TEXTO:
----

A empresa deve ser responsabilizada quando não consegue cumprir a cota legal de pessoas com deficiência?

É de conhecimento geral a obrigação de cumprimento de cotas para pessoas portadoras de deficiência, como prevê a Lei 8.213/91, em seu artigo 93:

Art. 93. A empresa com 100 (cem) ou mais empregados está obrigada a preencher de 2% (dois por cento) a 5% (cinco por cento) dos seus cargos com beneficiários reabilitados ou pessoas portadoras de deficiência, habilitadas, na seguinte proporção:

        I – até 200 empregados……………………………………………………………………………….2%;

        II – de 201 a 500…………………………………………………………………………………………3%;

        III – de 501 a 1.000……………………………………………………………………………………..4%;

        IV – de 1.001 em diante. ……………………………………………………………………………..5%.

No entanto, muitas empresas alegam dificuldades de preenchimento dessas cotas já que há um déficit muito grande de pessoas reabilitadas ou com deficiência que tem interesse ou que tenha qualificação para as vagas que são abertas.

----

INSTRUÇÃO 1: Resuma em duas frases o texto sobre cotas para pessoas com deficiência.
INSTRUÇÃO 2: Imprima todo o trecho do texto sobre cotas que vai de "A empresa deve" até "em diante. ……………………………………………………………………………..5%.".
INSTRUÇÃO 3: Liste cada faixa de número de empregados prevista no texto sobre cotas, com o percentual de cargos correspondente.

----

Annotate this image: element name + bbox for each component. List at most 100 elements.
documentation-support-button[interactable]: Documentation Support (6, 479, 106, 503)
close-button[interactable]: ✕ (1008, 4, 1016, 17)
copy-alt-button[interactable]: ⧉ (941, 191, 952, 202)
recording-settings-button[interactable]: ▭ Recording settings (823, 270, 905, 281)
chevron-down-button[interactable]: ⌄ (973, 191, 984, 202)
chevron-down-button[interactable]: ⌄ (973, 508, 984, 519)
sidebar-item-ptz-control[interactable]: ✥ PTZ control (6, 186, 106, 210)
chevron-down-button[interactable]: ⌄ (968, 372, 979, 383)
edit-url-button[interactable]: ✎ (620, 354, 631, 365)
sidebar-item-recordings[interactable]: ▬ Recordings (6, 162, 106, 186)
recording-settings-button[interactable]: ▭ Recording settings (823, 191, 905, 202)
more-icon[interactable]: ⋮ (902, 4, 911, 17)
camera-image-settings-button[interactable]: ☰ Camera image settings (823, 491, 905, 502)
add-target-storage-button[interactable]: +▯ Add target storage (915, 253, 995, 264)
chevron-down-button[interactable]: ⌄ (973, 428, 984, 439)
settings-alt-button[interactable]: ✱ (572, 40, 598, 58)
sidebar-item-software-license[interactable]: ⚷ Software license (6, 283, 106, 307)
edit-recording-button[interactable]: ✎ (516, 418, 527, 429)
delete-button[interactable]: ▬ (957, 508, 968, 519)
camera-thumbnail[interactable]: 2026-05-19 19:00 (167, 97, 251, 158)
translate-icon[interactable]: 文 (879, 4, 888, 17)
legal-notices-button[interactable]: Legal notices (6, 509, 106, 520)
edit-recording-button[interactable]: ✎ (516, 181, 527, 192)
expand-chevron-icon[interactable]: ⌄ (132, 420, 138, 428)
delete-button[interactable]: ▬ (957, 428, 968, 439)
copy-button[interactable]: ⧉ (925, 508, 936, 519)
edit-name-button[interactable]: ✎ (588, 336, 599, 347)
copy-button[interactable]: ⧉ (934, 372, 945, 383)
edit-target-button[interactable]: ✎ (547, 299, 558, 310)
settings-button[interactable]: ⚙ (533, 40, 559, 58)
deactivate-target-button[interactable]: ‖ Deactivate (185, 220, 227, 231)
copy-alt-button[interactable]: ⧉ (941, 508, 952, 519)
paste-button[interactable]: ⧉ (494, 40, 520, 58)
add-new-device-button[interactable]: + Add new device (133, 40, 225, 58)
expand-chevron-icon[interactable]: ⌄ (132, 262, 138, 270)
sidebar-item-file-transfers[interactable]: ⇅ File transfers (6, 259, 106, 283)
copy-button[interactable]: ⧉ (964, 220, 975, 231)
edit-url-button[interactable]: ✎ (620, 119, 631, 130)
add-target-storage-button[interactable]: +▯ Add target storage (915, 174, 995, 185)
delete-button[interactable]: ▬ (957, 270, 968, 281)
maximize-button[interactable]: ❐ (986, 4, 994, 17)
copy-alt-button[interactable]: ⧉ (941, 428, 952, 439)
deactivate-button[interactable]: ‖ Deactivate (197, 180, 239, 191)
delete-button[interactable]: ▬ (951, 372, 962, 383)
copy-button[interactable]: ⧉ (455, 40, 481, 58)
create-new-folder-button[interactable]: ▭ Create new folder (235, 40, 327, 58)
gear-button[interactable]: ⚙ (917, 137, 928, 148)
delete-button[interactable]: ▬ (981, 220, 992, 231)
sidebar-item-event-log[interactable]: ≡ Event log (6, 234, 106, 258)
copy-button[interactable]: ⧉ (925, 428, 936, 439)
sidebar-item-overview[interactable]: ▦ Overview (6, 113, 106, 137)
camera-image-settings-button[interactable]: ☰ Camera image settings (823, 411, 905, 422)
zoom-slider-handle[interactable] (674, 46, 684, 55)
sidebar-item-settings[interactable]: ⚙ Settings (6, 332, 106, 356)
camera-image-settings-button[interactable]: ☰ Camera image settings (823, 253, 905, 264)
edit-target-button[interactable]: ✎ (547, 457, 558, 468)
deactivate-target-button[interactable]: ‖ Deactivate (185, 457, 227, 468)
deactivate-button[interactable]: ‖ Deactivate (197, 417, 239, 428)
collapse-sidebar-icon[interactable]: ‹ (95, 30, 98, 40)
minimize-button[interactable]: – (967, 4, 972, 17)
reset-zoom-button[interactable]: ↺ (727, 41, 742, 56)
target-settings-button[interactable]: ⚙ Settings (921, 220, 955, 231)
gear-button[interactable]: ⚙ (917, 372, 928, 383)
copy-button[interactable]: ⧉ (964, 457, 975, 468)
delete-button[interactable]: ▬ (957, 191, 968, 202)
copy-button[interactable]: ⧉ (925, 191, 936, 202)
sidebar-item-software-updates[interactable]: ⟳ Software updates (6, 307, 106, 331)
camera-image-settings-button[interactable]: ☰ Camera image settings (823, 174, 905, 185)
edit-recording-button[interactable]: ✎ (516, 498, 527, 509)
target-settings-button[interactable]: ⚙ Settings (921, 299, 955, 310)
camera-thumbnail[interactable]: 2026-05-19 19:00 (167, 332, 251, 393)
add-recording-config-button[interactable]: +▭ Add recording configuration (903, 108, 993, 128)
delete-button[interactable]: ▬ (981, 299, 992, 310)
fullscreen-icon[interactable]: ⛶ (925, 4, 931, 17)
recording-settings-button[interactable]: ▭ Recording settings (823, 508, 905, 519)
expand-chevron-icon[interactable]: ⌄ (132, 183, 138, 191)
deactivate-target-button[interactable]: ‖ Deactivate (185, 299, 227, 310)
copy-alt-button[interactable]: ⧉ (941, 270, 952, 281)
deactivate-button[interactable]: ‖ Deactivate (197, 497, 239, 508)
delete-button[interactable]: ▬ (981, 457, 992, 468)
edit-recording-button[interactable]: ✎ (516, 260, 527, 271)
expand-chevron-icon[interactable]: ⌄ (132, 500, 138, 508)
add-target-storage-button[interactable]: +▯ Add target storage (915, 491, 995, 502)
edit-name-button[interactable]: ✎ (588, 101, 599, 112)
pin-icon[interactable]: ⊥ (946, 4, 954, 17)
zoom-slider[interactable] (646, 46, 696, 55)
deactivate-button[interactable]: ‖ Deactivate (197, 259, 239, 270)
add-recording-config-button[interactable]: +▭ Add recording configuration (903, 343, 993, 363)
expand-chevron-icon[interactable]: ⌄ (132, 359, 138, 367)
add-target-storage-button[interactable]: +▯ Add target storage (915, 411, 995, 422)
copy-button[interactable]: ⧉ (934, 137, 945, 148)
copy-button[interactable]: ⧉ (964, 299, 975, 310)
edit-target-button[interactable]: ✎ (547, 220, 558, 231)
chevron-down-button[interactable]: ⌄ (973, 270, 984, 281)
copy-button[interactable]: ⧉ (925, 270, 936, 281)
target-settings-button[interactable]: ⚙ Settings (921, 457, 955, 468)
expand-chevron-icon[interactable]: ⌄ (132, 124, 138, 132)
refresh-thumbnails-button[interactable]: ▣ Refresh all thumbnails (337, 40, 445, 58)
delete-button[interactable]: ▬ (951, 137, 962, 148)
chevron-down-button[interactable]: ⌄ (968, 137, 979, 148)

----

RESPOSTA ESCRITA 1: Segundo o artigo 93 da Lei 8.213/91, a empresa com 100 ou mais empregados deve preencher de 2% a 5% dos seus cargos com beneficiários reabilitados ou pessoas portadoras de deficiência habilitadas, em proporção ao número de empregados. Muitas empresas, porém, alegam dificuldade para cumprir essas cotas por haver um grande déficit de pessoas reabilitadas ou com deficiência interessadas ou qualificadas para as vagas abertas.

RESPOSTA ESCRITA 2:
A empresa deve ser responsabilizada quando não consegue cumprir a cota legal de pessoas com deficiência?

É de conhecimento geral a obrigação de cumprimento de cotas para pessoas portadoras de deficiência, como prevê a Lei 8.213/91, em seu artigo 93:

Art. 93. A empresa com 100 (cem) ou mais empregados está obrigada a preencher de 2% (dois por cento) a 5% (cinco por cento) dos seus cargos com beneficiários reabilitados ou pessoas portadoras de deficiência, habilitadas, na seguinte proporção:

        I – até 200 empregados……………………………………………………………………………….2%;

        II – de 201 a 500…………………………………………………………………………………………3%;

        III – de 501 a 1.000……………………………………………………………………………………..4%;

        IV – de 1.001 em diante. ……………………………………………………………………………..5%.

RESPOSTA ESCRITA 3:
- Até 200 empregados: 2%
- De 201 a 500: 3%
- De 501 a 1.000: 4%
- De 1.001 em diante: 5%